Records from a collection
■ ■ ■
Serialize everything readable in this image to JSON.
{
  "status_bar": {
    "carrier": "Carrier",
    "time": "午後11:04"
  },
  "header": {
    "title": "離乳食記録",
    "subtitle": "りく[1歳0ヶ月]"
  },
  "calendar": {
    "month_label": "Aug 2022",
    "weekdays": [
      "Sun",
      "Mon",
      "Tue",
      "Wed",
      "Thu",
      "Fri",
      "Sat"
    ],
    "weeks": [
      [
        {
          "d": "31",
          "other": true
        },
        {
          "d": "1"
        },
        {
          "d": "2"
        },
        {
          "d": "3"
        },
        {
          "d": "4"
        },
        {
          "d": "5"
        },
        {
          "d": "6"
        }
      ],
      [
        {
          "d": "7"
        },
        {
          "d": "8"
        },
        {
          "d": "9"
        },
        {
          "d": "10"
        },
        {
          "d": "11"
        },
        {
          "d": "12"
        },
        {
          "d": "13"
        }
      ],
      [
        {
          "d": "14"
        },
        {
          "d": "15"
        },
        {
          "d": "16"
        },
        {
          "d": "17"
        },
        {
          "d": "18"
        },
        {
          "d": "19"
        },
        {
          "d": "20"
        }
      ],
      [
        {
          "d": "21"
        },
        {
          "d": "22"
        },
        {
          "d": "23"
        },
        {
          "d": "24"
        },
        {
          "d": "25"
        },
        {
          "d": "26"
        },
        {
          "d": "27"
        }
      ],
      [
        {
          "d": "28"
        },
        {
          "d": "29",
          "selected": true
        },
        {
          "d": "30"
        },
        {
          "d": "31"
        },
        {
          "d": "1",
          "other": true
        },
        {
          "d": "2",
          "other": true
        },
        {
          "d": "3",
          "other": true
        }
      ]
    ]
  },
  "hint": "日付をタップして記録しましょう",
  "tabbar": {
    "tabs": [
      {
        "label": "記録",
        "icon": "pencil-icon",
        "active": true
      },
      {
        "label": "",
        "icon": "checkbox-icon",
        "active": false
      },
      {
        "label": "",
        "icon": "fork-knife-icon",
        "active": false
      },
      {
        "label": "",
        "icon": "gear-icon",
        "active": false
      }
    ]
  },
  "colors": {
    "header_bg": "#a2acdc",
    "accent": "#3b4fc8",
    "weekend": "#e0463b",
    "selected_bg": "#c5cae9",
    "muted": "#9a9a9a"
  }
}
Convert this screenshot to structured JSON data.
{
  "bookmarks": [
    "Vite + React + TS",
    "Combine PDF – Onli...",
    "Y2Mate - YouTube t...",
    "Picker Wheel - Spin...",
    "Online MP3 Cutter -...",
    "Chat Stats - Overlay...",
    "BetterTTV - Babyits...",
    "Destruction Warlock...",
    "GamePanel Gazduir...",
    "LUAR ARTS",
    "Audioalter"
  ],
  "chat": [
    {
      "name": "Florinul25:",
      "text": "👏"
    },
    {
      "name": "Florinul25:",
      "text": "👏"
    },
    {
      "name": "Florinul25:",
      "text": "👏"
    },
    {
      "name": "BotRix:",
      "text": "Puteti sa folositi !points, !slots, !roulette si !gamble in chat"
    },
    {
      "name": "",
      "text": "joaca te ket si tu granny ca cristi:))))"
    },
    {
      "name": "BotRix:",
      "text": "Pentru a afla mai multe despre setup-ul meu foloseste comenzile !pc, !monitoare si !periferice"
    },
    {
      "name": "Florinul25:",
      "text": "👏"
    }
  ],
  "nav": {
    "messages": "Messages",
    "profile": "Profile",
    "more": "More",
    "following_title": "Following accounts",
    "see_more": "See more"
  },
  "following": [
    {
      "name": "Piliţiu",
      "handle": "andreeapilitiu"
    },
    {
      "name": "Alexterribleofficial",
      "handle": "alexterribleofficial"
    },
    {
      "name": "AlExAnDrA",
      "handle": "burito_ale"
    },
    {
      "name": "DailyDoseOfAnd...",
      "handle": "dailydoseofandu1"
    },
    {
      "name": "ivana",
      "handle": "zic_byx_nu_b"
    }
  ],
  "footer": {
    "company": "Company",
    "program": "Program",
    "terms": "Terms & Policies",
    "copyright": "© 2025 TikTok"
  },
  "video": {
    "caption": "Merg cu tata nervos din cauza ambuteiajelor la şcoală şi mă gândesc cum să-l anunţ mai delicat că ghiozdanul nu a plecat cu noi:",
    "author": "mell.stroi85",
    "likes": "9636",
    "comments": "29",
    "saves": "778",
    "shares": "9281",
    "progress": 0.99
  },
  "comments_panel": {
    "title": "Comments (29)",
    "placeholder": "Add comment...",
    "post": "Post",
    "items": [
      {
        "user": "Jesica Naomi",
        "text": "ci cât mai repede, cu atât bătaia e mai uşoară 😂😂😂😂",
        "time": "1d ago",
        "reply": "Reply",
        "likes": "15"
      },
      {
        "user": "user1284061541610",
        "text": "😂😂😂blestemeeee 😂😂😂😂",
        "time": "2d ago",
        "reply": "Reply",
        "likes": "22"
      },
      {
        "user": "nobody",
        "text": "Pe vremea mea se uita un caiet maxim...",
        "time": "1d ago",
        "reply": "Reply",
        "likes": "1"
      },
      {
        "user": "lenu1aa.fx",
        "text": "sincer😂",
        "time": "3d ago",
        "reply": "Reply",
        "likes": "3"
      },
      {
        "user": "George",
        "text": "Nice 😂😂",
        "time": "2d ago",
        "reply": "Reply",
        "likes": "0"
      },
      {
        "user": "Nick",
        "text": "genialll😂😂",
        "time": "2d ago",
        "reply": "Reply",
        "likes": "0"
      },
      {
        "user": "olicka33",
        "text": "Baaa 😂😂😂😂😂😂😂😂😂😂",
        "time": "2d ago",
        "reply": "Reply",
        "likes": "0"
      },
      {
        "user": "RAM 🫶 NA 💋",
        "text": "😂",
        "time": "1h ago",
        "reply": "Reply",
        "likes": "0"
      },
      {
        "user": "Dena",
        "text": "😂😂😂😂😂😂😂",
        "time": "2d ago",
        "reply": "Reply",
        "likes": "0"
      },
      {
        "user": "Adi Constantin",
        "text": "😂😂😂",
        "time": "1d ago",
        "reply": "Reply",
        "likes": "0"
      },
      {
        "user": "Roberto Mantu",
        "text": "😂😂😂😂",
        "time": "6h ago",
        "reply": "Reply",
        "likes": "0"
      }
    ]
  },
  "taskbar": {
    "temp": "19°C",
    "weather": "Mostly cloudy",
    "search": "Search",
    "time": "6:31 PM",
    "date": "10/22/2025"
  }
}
■ ■ ■
Nothing in the data may differ; print all of it exactly as written.

CORRECT OUTPUT:
Serialize everything readable in this image to JSON.
{
  "status_bar": {
    "carrier": "Carrier",
    "time": "午後11:04"
  },
  "header": {
    "title": "離乳食記録",
    "subtitle": "りく[1歳0ヶ月]"
  },
  "calendar": {
    "month_label": "Aug 2022",
    "weekdays": [
      "Sun",
      "Mon",
      "Tue",
      "Wed",
      "Thu",
      "Fri",
      "Sat"
    ],
    "weeks": [
      [
        {
          "d": "31",
          "other": true
        },
        {
          "d": "1"
        },
        {
          "d": "2"
        },
        {
          "d": "3"
        },
        {
          "d": "4"
        },
        {
          "d": "5"
        },
        {
          "d": "6"
        }
      ],
      [
        {
          "d": "7"
        },
        {
          "d": "8"
        },
        {
          "d": "9"
        },
        {
          "d": "10"
        },
        {
          "d": "11"
        },
        {
          "d": "12"
        },
        {
          "d": "13"
        }
      ],
      [
        {
          "d": "14"
        },
        {
          "d": "15"
        },
        {
          "d": "16"
        },
        {
          "d": "17"
        },
        {
          "d": "18"
        },
        {
          "d": "19"
        },
        {
          "d": "20"
        }
      ],
      [
        {
          "d": "21"
        },
        {
          "d": "22"
        },
        {
          "d": "23"
        },
        {
          "d": "24"
        },
        {
          "d": "25"
        },
        {
          "d": "26"
        },
        {
          "d": "27"
        }
      ],
      [
        {
          "d": "28"
        },
        {
          "d": "29",
          "selected": true
        },
        {
          "d": "30"
        },
        {
          "d": "31"
        },
        {
          "d": "1",
          "other": true
        },
        {
          "d": "2",
          "other": true
        },
        {
          "d": "3",
          "other": true
        }
      ]
    ]
  },
  "hint": "日付をタップして記録しましょう",
  "tabbar": {
    "tabs": [
      {
        "label": "記録",
        "icon": "pencil-icon",
        "active": true
      },
      {
        "label": "",
        "icon": "checkbox-icon",
        "active": false
      },
      {
        "label": "",
        "icon": "fork-knife-icon",
        "active": false
      },
      {
        "label": "",
        "icon": "gear-icon",
        "active": false
      }
    ]
  },
  "colors": {
    "header_bg": "#a2acdc",
    "accent": "#3b4fc8",
    "weekend": "#e0463b",
    "selected_bg": "#c5cae9",
    "muted": "#9a9a9a"
  }
}
Convert this screenshot to structured JSON data.
{
  "bookmarks": [
    "Vite + React + TS",
    "Combine PDF – Onli...",
    "Y2Mate - YouTube t...",
    "Picker Wheel - Spin...",
    "Online MP3 Cutter -...",
    "Chat Stats - Overlay...",
    "BetterTTV - Babyits...",
    "Destruction Warlock...",
    "GamePanel Gazduir...",
    "LUAR ARTS",
    "Audioalter"
  ],
  "chat": [
    {
      "name": "Florinul25:",
      "text": "👏"
    },
    {
      "name": "Florinul25:",
      "text": "👏"
    },
    {
      "name": "Florinul25:",
      "text": "👏"
    },
    {
      "name": "BotRix:",
      "text": "Puteti sa folositi !points, !slots, !roulette si !gamble in chat"
    },
    {
      "name": "",
      "text": "joaca te ket si tu granny ca cristi:))))"
    },
    {
      "name": "BotRix:",
      "text": "Pentru a afla mai multe despre setup-ul meu foloseste comenzile !pc, !monitoare si !periferice"
    },
    {
      "name": "Florinul25:",
      "text": "👏"
    }
  ],
  "nav": {
    "messages": "Messages",
    "profile": "Profile",
    "more": "More",
    "following_title": "Following accounts",
    "see_more": "See more"
  },
  "following": [
    {
      "name": "Piliţiu",
      "handle": "andreeapilitiu"
    },
    {
      "name": "Alexterribleofficial",
      "handle": "alexterribleofficial"
    },
    {
      "name": "AlExAnDrA",
      "handle": "burito_ale"
    },
    {
      "name": "DailyDoseOfAnd...",
      "handle": "dailydoseofandu1"
    },
    {
      "name": "ivana",
      "handle": "zic_byx_nu_b"
    }
  ],
  "footer": {
    "company": "Company",
    "program": "Program",
    "terms": "Terms & Policies",
    "copyright": "© 2025 TikTok"
  },
  "video": {
    "caption": "Merg cu tata nervos din cauza ambuteiajelor la şcoală şi mă gândesc cum să-l anunţ mai delicat că ghiozdanul nu a plecat cu noi:",
    "author": "mell.stroi85",
    "likes": "9636",
    "comments": "29",
    "saves": "778",
    "shares": "9281",
    "progress": 0.99
  },
  "comments_panel": {
    "title": "Comments (29)",
    "placeholder": "Add comment...",
    "post": "Post",
    "items": [
      {
        "user": "Jesica Naomi",
        "text": "ci cât mai repede, cu atât bătaia e mai uşoară 😂😂😂😂",
        "time": "1d ago",
        "reply": "Reply",
        "likes": "15"
      },
      {
        "user": "user1284061541610",
        "text": "😂😂😂blestemeeee 😂😂😂😂",
        "time": "2d ago",
        "reply": "Reply",
        "likes": "22"
      },
      {
        "user": "nobody",
        "text": "Pe vremea mea se uita un caiet maxim...",
        "time": "1d ago",
        "reply": "Reply",
        "likes": "1"
      },
      {
        "user": "lenu1aa.fx",
        "text": "sincer😂",
        "time": "3d ago",
        "reply": "Reply",
        "likes": "3"
      },
      {
        "user": "George",
        "text": "Nice 😂😂",
        "time": "2d ago",
        "reply": "Reply",
        "likes": "0"
      },
      {
        "user": "Nick",
        "text": "genialll😂😂",
        "time": "2d ago",
        "reply": "Reply",
        "likes": "0"
      },
      {
        "user": "olicka33",
        "text": "Baaa 😂😂😂😂😂😂😂😂😂😂",
        "time": "2d ago",
        "reply": "Reply",
        "likes": "0"
      },
      {
        "user": "RAM 🫶 NA 💋",
        "text": "😂",
        "time": "1h ago",
        "reply": "Reply",
        "likes": "0"
      },
      {
        "user": "Dena",
        "text": "😂😂😂😂😂😂😂",
        "time": "2d ago",
        "reply": "Reply",
        "likes": "0"
      },
      {
        "user": "Adi Constantin",
        "text": "😂😂😂",
        "time": "1d ago",
        "reply": "Reply",
        "likes": "0"
      },
      {
        "user": "Roberto Mantu",
        "text": "😂😂😂😂",
        "time": "6h ago",
        "reply": "Reply",
        "likes": "0"
      }
    ]
  },
  "taskbar": {
    "temp": "19°C",
    "weather": "Mostly cloudy",
    "search": "Search",
    "time": "6:31 PM",
    "date": "10/22/2025"
  }
}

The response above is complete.